## [What needs to be done]
Please print the full listing exactly.

(Structured figure records)
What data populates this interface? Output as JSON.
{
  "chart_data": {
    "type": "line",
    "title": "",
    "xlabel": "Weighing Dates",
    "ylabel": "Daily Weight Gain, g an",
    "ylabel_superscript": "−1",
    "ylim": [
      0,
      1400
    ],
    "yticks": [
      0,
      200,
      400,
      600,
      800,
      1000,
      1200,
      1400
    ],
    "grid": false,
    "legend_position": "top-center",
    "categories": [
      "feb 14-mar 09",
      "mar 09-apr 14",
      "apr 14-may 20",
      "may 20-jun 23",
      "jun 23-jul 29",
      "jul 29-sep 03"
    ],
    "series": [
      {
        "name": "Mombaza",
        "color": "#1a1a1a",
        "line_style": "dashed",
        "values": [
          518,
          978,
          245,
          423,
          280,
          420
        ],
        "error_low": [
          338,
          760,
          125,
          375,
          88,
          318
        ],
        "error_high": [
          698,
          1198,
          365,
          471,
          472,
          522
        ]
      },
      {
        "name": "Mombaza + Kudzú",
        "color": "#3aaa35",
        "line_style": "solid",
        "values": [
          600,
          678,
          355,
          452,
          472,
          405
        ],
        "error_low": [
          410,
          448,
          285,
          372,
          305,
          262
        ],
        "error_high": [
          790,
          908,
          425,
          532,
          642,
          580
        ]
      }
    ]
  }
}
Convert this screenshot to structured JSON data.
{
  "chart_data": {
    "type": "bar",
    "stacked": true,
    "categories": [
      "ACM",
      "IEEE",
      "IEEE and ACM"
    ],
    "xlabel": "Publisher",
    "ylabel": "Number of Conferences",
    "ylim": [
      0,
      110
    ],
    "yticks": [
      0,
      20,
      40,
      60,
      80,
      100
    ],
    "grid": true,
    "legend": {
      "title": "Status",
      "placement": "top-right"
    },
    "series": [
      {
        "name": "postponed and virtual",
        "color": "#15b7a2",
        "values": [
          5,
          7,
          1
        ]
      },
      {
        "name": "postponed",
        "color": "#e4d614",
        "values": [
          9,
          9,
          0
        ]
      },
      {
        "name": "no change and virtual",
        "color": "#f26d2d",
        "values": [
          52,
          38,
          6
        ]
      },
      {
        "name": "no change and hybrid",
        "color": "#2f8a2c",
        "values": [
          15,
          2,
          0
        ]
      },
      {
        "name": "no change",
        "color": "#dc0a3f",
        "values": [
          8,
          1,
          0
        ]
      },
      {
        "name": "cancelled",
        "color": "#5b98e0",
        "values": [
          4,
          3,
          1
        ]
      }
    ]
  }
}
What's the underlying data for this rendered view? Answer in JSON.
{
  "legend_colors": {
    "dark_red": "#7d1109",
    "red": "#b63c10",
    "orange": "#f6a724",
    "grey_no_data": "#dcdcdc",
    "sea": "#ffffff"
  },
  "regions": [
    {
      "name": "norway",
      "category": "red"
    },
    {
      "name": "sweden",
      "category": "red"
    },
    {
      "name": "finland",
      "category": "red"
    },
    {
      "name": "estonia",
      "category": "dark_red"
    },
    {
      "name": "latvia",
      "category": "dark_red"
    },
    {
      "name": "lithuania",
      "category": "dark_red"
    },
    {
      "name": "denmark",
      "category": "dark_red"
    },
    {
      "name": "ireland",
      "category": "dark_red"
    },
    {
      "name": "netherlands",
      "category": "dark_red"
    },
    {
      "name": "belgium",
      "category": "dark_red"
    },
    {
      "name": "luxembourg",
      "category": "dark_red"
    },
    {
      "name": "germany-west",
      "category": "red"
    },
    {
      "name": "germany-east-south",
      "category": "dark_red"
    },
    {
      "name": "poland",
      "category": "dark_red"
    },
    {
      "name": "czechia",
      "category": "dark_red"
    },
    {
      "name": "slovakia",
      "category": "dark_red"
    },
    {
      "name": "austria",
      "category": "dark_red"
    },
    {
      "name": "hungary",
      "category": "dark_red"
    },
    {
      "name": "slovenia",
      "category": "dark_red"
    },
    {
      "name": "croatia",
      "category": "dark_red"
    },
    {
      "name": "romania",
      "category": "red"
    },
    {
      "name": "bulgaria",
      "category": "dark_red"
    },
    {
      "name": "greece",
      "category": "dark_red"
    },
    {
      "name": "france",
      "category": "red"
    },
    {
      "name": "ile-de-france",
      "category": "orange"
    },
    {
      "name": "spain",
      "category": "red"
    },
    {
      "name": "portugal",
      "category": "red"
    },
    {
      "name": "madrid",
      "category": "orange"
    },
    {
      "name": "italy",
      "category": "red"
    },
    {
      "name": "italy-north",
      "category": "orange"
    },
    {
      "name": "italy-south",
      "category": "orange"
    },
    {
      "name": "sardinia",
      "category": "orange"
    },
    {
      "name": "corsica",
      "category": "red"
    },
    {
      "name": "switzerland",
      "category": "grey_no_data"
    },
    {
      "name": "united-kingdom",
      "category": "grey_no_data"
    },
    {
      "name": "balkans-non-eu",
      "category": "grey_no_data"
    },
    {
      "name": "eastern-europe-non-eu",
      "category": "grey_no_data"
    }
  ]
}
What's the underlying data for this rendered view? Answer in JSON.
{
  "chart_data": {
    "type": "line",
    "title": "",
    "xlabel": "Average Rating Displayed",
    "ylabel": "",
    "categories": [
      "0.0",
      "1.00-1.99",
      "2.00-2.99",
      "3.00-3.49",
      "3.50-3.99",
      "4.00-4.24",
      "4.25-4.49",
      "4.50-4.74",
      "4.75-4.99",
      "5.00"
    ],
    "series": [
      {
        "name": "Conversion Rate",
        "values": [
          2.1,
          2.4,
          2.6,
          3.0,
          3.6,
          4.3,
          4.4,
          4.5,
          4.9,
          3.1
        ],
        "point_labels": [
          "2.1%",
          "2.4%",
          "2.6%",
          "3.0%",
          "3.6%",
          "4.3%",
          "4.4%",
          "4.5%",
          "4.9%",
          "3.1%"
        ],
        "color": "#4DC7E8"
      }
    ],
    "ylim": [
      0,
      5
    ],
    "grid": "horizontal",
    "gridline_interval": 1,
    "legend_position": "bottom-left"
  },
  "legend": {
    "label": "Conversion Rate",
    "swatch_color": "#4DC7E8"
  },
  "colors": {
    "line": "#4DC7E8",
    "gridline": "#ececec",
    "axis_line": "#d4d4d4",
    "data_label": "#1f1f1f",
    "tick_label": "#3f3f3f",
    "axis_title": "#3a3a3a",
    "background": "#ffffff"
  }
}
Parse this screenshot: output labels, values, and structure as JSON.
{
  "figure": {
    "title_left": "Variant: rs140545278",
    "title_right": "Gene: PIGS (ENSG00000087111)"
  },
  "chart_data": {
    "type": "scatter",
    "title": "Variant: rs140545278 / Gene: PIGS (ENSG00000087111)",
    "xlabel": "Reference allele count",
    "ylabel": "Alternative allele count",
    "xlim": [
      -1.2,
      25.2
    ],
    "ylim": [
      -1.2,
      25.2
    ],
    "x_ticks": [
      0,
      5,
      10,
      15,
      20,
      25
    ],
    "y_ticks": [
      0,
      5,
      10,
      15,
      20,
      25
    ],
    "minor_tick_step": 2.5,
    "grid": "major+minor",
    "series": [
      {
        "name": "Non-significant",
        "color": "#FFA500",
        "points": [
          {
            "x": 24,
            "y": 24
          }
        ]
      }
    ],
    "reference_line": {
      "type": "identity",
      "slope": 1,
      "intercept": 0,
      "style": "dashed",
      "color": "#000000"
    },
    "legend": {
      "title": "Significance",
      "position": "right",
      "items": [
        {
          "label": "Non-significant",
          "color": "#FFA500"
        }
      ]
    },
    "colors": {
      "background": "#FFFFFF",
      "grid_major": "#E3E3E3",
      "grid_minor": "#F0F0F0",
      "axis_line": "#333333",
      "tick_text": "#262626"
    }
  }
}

## [Reply to the task]
What data populates this interface? Output as JSON.
{
  "chart_data": {
    "type": "line",
    "title": "",
    "xlabel": "Weighing Dates",
    "ylabel": "Daily Weight Gain, g an",
    "ylabel_superscript": "−1",
    "ylim": [
      0,
      1400
    ],
    "yticks": [
      0,
      200,
      400,
      600,
      800,
      1000,
      1200,
      1400
    ],
    "grid": false,
    "legend_position": "top-center",
    "categories": [
      "feb 14-mar 09",
      "mar 09-apr 14",
      "apr 14-may 20",
      "may 20-jun 23",
      "jun 23-jul 29",
      "jul 29-sep 03"
    ],
    "series": [
      {
        "name": "Mombaza",
        "color": "#1a1a1a",
        "line_style": "dashed",
        "values": [
          518,
          978,
          245,
          423,
          280,
          420
        ],
        "error_low": [
          338,
          760,
          125,
          375,
          88,
          318
        ],
        "error_high": [
          698,
          1198,
          365,
          471,
          472,
          522
        ]
      },
      {
        "name": "Mombaza + Kudzú",
        "color": "#3aaa35",
        "line_style": "solid",
        "values": [
          600,
          678,
          355,
          452,
          472,
          405
        ],
        "error_low": [
          410,
          448,
          285,
          372,
          305,
          262
        ],
        "error_high": [
          790,
          908,
          425,
          532,
          642,
          580
        ]
      }
    ]
  }
}
Convert this screenshot to structured JSON data.
{
  "chart_data": {
    "type": "bar",
    "stacked": true,
    "categories": [
      "ACM",
      "IEEE",
      "IEEE and ACM"
    ],
    "xlabel": "Publisher",
    "ylabel": "Number of Conferences",
    "ylim": [
      0,
      110
    ],
    "yticks": [
      0,
      20,
      40,
      60,
      80,
      100
    ],
    "grid": true,
    "legend": {
      "title": "Status",
      "placement": "top-right"
    },
    "series": [
      {
        "name": "postponed and virtual",
        "color": "#15b7a2",
        "values": [
          5,
          7,
          1
        ]
      },
      {
        "name": "postponed",
        "color": "#e4d614",
        "values": [
          9,
          9,
          0
        ]
      },
      {
        "name": "no change and virtual",
        "color": "#f26d2d",
        "values": [
          52,
          38,
          6
        ]
      },
      {
        "name": "no change and hybrid",
        "color": "#2f8a2c",
        "values": [
          15,
          2,
          0
        ]
      },
      {
        "name": "no change",
        "color": "#dc0a3f",
        "values": [
          8,
          1,
          0
        ]
      },
      {
        "name": "cancelled",
        "color": "#5b98e0",
        "values": [
          4,
          3,
          1
        ]
      }
    ]
  }
}
What's the underlying data for this rendered view? Answer in JSON.
{
  "legend_colors": {
    "dark_red": "#7d1109",
    "red": "#b63c10",
    "orange": "#f6a724",
    "grey_no_data": "#dcdcdc",
    "sea": "#ffffff"
  },
  "regions": [
    {
      "name": "norway",
      "category": "red"
    },
    {
      "name": "sweden",
      "category": "red"
    },
    {
      "name": "finland",
      "category": "red"
    },
    {
      "name": "estonia",
      "category": "dark_red"
    },
    {
      "name": "latvia",
      "category": "dark_red"
    },
    {
      "name": "lithuania",
      "category": "dark_red"
    },
    {
      "name": "denmark",
      "category": "dark_red"
    },
    {
      "name": "ireland",
      "category": "dark_red"
    },
    {
      "name": "netherlands",
      "category": "dark_red"
    },
    {
      "name": "belgium",
      "category": "dark_red"
    },
    {
      "name": "luxembourg",
      "category": "dark_red"
    },
    {
      "name": "germany-west",
      "category": "red"
    },
    {
      "name": "germany-east-south",
      "category": "dark_red"
    },
    {
      "name": "poland",
      "category": "dark_red"
    },
    {
      "name": "czechia",
      "category": "dark_red"
    },
    {
      "name": "slovakia",
      "category": "dark_red"
    },
    {
      "name": "austria",
      "category": "dark_red"
    },
    {
      "name": "hungary",
      "category": "dark_red"
    },
    {
      "name": "slovenia",
      "category": "dark_red"
    },
    {
      "name": "croatia",
      "category": "dark_red"
    },
    {
      "name": "romania",
      "category": "red"
    },
    {
      "name": "bulgaria",
      "category": "dark_red"
    },
    {
      "name": "greece",
      "category": "dark_red"
    },
    {
      "name": "france",
      "category": "red"
    },
    {
      "name": "ile-de-france",
      "category": "orange"
    },
    {
      "name": "spain",
      "category": "red"
    },
    {
      "name": "portugal",
      "category": "red"
    },
    {
      "name": "madrid",
      "category": "orange"
    },
    {
      "name": "italy",
      "category": "red"
    },
    {
      "name": "italy-north",
      "category": "orange"
    },
    {
      "name": "italy-south",
      "category": "orange"
    },
    {
      "name": "sardinia",
      "category": "orange"
    },
    {
      "name": "corsica",
      "category": "red"
    },
    {
      "name": "switzerland",
      "category": "grey_no_data"
    },
    {
      "name": "united-kingdom",
      "category": "grey_no_data"
    },
    {
      "name": "balkans-non-eu",
      "category": "grey_no_data"
    },
    {
      "name": "eastern-europe-non-eu",
      "category": "grey_no_data"
    }
  ]
}
What's the underlying data for this rendered view? Answer in JSON.
{
  "chart_data": {
    "type": "line",
    "title": "",
    "xlabel": "Average Rating Displayed",
    "ylabel": "",
    "categories": [
      "0.0",
      "1.00-1.99",
      "2.00-2.99",
      "3.00-3.49",
      "3.50-3.99",
      "4.00-4.24",
      "4.25-4.49",
      "4.50-4.74",
      "4.75-4.99",
      "5.00"
    ],
    "series": [
      {
        "name": "Conversion Rate",
        "values": [
          2.1,
          2.4,
          2.6,
          3.0,
          3.6,
          4.3,
          4.4,
          4.5,
          4.9,
          3.1
        ],
        "point_labels": [
          "2.1%",
          "2.4%",
          "2.6%",
          "3.0%",
          "3.6%",
          "4.3%",
          "4.4%",
          "4.5%",
          "4.9%",
          "3.1%"
        ],
        "color": "#4DC7E8"
      }
    ],
    "ylim": [
      0,
      5
    ],
    "grid": "horizontal",
    "gridline_interval": 1,
    "legend_position": "bottom-left"
  },
  "legend": {
    "label": "Conversion Rate",
    "swatch_color": "#4DC7E8"
  },
  "colors": {
    "line": "#4DC7E8",
    "gridline": "#ececec",
    "axis_line": "#d4d4d4",
    "data_label": "#1f1f1f",
    "tick_label": "#3f3f3f",
    "axis_title": "#3a3a3a",
    "background": "#ffffff"
  }
}
Parse this screenshot: output labels, values, and structure as JSON.
{
  "figure": {
    "title_left": "Variant: rs140545278",
    "title_right": "Gene: PIGS (ENSG00000087111)"
  },
  "chart_data": {
    "type": "scatter",
    "title": "Variant: rs140545278 / Gene: PIGS (ENSG00000087111)",
    "xlabel": "Reference allele count",
    "ylabel": "Alternative allele count",
    "xlim": [
      -1.2,
      25.2
    ],
    "ylim": [
      -1.2,
      25.2
    ],
    "x_ticks": [
      0,
      5,
      10,
      15,
      20,
      25
    ],
    "y_ticks": [
      0,
      5,
      10,
      15,
      20,
      25
    ],
    "minor_tick_step": 2.5,
    "grid": "major+minor",
    "series": [
      {
        "name": "Non-significant",
        "color": "#FFA500",
        "points": [
          {
            "x": 24,
            "y": 24
          }
        ]
      }
    ],
    "reference_line": {
      "type": "identity",
      "slope": 1,
      "intercept": 0,
      "style": "dashed",
      "color": "#000000"
    },
    "legend": {
      "title": "Significance",
      "position": "right",
      "items": [
        {
          "label": "Non-significant",
          "color": "#FFA500"
        }
      ]
    },
    "colors": {
      "background": "#FFFFFF",
      "grid_major": "#E3E3E3",
      "grid_minor": "#F0F0F0",
      "axis_line": "#333333",
      "tick_text": "#262626"
    }
  }
}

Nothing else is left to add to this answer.